Task statement:
Write out the material exactly. Do not include the pictures.

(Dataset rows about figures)
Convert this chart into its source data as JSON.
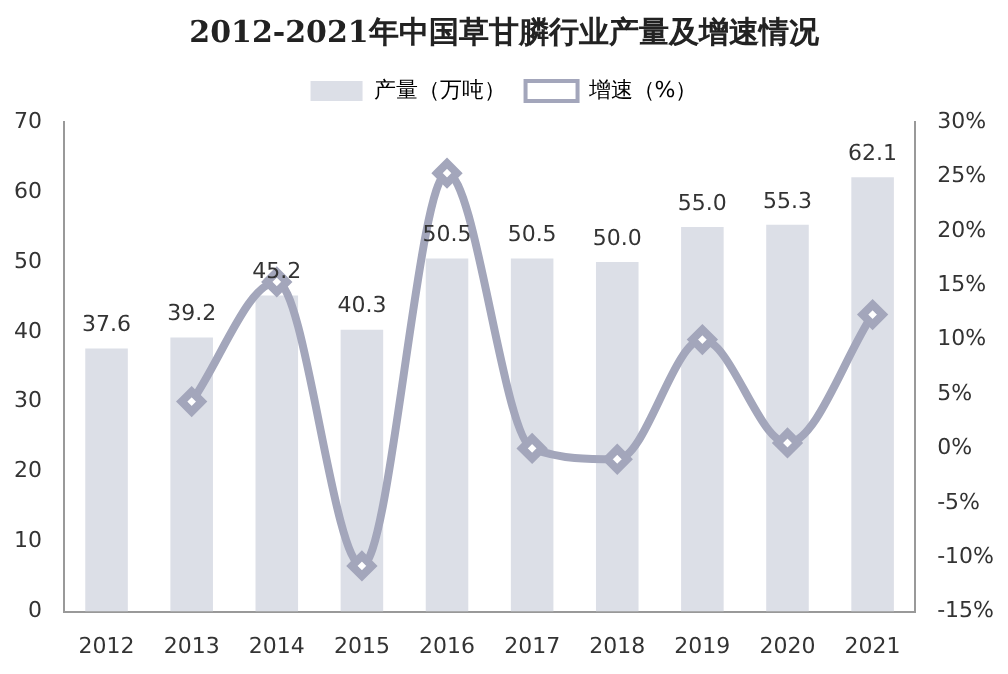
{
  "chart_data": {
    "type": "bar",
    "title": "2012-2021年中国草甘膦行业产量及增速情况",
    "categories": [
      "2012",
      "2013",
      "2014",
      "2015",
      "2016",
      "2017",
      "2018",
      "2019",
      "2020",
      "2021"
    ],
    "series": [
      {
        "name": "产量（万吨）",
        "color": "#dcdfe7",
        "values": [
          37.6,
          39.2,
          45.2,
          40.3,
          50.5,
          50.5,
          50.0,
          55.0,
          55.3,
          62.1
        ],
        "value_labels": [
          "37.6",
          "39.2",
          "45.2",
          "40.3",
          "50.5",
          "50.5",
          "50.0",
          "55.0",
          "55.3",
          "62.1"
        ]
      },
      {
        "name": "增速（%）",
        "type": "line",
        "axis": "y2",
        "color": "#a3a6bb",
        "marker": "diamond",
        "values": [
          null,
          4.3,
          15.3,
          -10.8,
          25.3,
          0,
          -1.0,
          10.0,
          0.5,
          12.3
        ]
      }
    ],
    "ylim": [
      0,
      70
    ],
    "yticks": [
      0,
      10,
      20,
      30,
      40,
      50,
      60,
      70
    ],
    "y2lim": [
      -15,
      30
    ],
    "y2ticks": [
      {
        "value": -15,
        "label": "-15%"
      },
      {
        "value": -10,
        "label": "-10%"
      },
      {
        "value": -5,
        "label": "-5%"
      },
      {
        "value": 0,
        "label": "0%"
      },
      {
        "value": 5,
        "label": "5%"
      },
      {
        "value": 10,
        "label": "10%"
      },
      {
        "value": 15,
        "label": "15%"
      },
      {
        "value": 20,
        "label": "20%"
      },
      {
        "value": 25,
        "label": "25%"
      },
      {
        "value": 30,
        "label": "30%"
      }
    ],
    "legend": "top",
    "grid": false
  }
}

Task solution:
Convert this chart into its source data as JSON.
{
  "chart_data": {
    "type": "bar",
    "title": "2012-2021年中国草甘膦行业产量及增速情况",
    "categories": [
      "2012",
      "2013",
      "2014",
      "2015",
      "2016",
      "2017",
      "2018",
      "2019",
      "2020",
      "2021"
    ],
    "series": [
      {
        "name": "产量（万吨）",
        "color": "#dcdfe7",
        "values": [
          37.6,
          39.2,
          45.2,
          40.3,
          50.5,
          50.5,
          50.0,
          55.0,
          55.3,
          62.1
        ],
        "value_labels": [
          "37.6",
          "39.2",
          "45.2",
          "40.3",
          "50.5",
          "50.5",
          "50.0",
          "55.0",
          "55.3",
          "62.1"
        ]
      },
      {
        "name": "增速（%）",
        "type": "line",
        "axis": "y2",
        "color": "#a3a6bb",
        "marker": "diamond",
        "values": [
          null,
          4.3,
          15.3,
          -10.8,
          25.3,
          0,
          -1.0,
          10.0,
          0.5,
          12.3
        ]
      }
    ],
    "ylim": [
      0,
      70
    ],
    "yticks": [
      0,
      10,
      20,
      30,
      40,
      50,
      60,
      70
    ],
    "y2lim": [
      -15,
      30
    ],
    "y2ticks": [
      {
        "value": -15,
        "label": "-15%"
      },
      {
        "value": -10,
        "label": "-10%"
      },
      {
        "value": -5,
        "label": "-5%"
      },
      {
        "value": 0,
        "label": "0%"
      },
      {
        "value": 5,
        "label": "5%"
      },
      {
        "value": 10,
        "label": "10%"
      },
      {
        "value": 15,
        "label": "15%"
      },
      {
        "value": 20,
        "label": "20%"
      },
      {
        "value": 25,
        "label": "25%"
      },
      {
        "value": 30,
        "label": "30%"
      }
    ],
    "legend": "top",
    "grid": false
  }
}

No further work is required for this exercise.